Problem description: What follows are records. Restate all of them word for word.

>> Begin Records provided

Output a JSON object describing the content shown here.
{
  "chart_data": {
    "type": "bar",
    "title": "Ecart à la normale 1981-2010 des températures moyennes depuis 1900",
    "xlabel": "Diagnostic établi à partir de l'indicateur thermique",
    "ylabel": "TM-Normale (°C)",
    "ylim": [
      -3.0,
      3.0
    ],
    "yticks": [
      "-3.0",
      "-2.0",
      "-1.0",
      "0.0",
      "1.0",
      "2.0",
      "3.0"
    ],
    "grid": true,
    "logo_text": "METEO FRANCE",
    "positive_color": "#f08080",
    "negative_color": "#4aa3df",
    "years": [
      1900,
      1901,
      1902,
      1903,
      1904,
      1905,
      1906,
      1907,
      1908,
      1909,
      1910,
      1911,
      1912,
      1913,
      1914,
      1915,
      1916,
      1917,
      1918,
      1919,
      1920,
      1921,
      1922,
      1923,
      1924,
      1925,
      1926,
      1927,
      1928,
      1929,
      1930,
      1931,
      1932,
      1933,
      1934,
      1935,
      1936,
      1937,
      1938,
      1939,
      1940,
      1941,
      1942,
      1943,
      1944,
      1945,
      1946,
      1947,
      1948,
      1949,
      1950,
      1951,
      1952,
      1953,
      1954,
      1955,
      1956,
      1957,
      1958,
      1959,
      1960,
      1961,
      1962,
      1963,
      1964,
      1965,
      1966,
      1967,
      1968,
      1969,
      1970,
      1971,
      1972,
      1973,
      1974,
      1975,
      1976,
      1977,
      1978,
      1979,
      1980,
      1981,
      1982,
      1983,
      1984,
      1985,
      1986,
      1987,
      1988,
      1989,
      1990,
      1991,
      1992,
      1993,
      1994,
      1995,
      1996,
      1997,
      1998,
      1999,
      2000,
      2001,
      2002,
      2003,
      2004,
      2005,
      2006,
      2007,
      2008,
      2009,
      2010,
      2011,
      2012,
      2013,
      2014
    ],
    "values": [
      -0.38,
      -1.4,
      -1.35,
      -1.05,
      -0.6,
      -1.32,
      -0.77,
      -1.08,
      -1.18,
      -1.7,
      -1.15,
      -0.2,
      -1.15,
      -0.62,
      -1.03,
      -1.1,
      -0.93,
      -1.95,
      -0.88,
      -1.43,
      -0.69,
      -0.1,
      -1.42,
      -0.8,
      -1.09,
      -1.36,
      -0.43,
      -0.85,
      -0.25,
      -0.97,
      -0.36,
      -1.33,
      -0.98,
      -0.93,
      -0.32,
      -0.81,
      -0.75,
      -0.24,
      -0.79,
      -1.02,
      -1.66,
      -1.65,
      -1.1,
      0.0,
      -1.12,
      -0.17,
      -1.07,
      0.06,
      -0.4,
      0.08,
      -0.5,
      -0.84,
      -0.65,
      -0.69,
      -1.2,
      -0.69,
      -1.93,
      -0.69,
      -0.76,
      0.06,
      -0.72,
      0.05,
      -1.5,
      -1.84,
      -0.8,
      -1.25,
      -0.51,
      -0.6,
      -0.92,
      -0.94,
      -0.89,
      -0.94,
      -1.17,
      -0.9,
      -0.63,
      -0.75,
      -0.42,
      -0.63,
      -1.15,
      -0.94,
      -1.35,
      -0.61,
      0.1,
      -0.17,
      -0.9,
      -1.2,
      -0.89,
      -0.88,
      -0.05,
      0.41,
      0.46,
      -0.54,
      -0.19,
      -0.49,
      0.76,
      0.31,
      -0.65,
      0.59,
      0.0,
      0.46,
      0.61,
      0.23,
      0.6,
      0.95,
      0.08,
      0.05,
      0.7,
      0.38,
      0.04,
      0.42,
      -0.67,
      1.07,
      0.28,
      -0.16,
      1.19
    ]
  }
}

>> End Records provided

Result:
Output a JSON object describing the content shown here.
{
  "chart_data": {
    "type": "bar",
    "title": "Ecart à la normale 1981-2010 des températures moyennes depuis 1900",
    "xlabel": "Diagnostic établi à partir de l'indicateur thermique",
    "ylabel": "TM-Normale (°C)",
    "ylim": [
      -3.0,
      3.0
    ],
    "yticks": [
      "-3.0",
      "-2.0",
      "-1.0",
      "0.0",
      "1.0",
      "2.0",
      "3.0"
    ],
    "grid": true,
    "logo_text": "METEO FRANCE",
    "positive_color": "#f08080",
    "negative_color": "#4aa3df",
    "years": [
      1900,
      1901,
      1902,
      1903,
      1904,
      1905,
      1906,
      1907,
      1908,
      1909,
      1910,
      1911,
      1912,
      1913,
      1914,
      1915,
      1916,
      1917,
      1918,
      1919,
      1920,
      1921,
      1922,
      1923,
      1924,
      1925,
      1926,
      1927,
      1928,
      1929,
      1930,
      1931,
      1932,
      1933,
      1934,
      1935,
      1936,
      1937,
      1938,
      1939,
      1940,
      1941,
      1942,
      1943,
      1944,
      1945,
      1946,
      1947,
      1948,
      1949,
      1950,
      1951,
      1952,
      1953,
      1954,
      1955,
      1956,
      1957,
      1958,
      1959,
      1960,
      1961,
      1962,
      1963,
      1964,
      1965,
      1966,
      1967,
      1968,
      1969,
      1970,
      1971,
      1972,
      1973,
      1974,
      1975,
      1976,
      1977,
      1978,
      1979,
      1980,
      1981,
      1982,
      1983,
      1984,
      1985,
      1986,
      1987,
      1988,
      1989,
      1990,
      1991,
      1992,
      1993,
      1994,
      1995,
      1996,
      1997,
      1998,
      1999,
      2000,
      2001,
      2002,
      2003,
      2004,
      2005,
      2006,
      2007,
      2008,
      2009,
      2010,
      2011,
      2012,
      2013,
      2014
    ],
    "values": [
      -0.38,
      -1.4,
      -1.35,
      -1.05,
      -0.6,
      -1.32,
      -0.77,
      -1.08,
      -1.18,
      -1.7,
      -1.15,
      -0.2,
      -1.15,
      -0.62,
      -1.03,
      -1.1,
      -0.93,
      -1.95,
      -0.88,
      -1.43,
      -0.69,
      -0.1,
      -1.42,
      -0.8,
      -1.09,
      -1.36,
      -0.43,
      -0.85,
      -0.25,
      -0.97,
      -0.36,
      -1.33,
      -0.98,
      -0.93,
      -0.32,
      -0.81,
      -0.75,
      -0.24,
      -0.79,
      -1.02,
      -1.66,
      -1.65,
      -1.1,
      0.0,
      -1.12,
      -0.17,
      -1.07,
      0.06,
      -0.4,
      0.08,
      -0.5,
      -0.84,
      -0.65,
      -0.69,
      -1.2,
      -0.69,
      -1.93,
      -0.69,
      -0.76,
      0.06,
      -0.72,
      0.05,
      -1.5,
      -1.84,
      -0.8,
      -1.25,
      -0.51,
      -0.6,
      -0.92,
      -0.94,
      -0.89,
      -0.94,
      -1.17,
      -0.9,
      -0.63,
      -0.75,
      -0.42,
      -0.63,
      -1.15,
      -0.94,
      -1.35,
      -0.61,
      0.1,
      -0.17,
      -0.9,
      -1.2,
      -0.89,
      -0.88,
      -0.05,
      0.41,
      0.46,
      -0.54,
      -0.19,
      -0.49,
      0.76,
      0.31,
      -0.65,
      0.59,
      0.0,
      0.46,
      0.61,
      0.23,
      0.6,
      0.95,
      0.08,
      0.05,
      0.7,
      0.38,
      0.04,
      0.42,
      -0.67,
      1.07,
      0.28,
      -0.16,
      1.19
    ]
  }
}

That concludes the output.